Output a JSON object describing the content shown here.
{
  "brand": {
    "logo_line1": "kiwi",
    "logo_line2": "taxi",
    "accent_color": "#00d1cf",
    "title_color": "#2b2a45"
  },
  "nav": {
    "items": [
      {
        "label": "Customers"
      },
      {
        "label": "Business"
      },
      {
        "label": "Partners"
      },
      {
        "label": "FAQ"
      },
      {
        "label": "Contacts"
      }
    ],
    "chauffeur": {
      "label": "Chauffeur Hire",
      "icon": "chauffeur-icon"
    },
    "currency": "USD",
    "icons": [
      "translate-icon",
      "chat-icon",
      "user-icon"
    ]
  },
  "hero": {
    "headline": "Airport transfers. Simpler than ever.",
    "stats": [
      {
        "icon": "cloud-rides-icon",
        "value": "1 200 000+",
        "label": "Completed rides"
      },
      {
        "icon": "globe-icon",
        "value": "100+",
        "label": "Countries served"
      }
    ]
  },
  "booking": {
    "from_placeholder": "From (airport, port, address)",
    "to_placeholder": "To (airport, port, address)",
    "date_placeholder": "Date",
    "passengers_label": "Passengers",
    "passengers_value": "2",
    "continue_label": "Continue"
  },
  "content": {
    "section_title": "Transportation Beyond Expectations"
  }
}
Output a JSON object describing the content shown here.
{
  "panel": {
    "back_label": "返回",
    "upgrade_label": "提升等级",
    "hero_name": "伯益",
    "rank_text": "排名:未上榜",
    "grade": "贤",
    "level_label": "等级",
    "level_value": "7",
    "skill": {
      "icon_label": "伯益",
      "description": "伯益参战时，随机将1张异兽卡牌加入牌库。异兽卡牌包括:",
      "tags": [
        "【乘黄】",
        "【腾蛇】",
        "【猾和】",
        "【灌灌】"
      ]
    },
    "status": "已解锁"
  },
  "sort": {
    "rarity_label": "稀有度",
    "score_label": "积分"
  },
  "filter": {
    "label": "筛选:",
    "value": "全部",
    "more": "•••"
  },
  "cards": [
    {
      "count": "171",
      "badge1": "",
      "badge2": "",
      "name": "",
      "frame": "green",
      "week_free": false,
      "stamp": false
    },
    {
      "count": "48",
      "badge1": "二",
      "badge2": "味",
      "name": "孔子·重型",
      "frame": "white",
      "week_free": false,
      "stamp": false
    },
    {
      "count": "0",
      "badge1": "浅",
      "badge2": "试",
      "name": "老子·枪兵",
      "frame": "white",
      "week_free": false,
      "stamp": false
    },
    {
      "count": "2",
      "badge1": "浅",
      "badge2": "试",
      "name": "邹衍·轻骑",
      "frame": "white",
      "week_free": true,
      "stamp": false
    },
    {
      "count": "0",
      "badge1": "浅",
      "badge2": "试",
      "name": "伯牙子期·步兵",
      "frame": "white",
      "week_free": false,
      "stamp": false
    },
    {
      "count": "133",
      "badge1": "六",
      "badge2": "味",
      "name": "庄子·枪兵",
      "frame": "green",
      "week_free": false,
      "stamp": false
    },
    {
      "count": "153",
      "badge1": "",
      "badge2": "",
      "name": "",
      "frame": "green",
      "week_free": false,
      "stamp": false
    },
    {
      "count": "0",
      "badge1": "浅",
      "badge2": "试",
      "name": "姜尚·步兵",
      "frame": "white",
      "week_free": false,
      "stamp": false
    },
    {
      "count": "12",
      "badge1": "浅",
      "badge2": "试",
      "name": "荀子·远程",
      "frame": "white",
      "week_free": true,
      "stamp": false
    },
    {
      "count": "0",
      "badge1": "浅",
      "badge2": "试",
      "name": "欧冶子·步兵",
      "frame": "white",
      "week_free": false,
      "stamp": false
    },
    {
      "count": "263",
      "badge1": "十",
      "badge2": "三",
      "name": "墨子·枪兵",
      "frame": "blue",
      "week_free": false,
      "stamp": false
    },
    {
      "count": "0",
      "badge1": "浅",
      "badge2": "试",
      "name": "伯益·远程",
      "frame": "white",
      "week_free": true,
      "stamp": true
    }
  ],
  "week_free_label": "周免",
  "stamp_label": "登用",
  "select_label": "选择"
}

⁂

◆ Stated exercise
Select, from the listing, all lines that include the word "address".

◆ Result of the task
    "from_placeholder": "From (airport, port, address)",
    "to_placeholder": "To (airport, port, address)",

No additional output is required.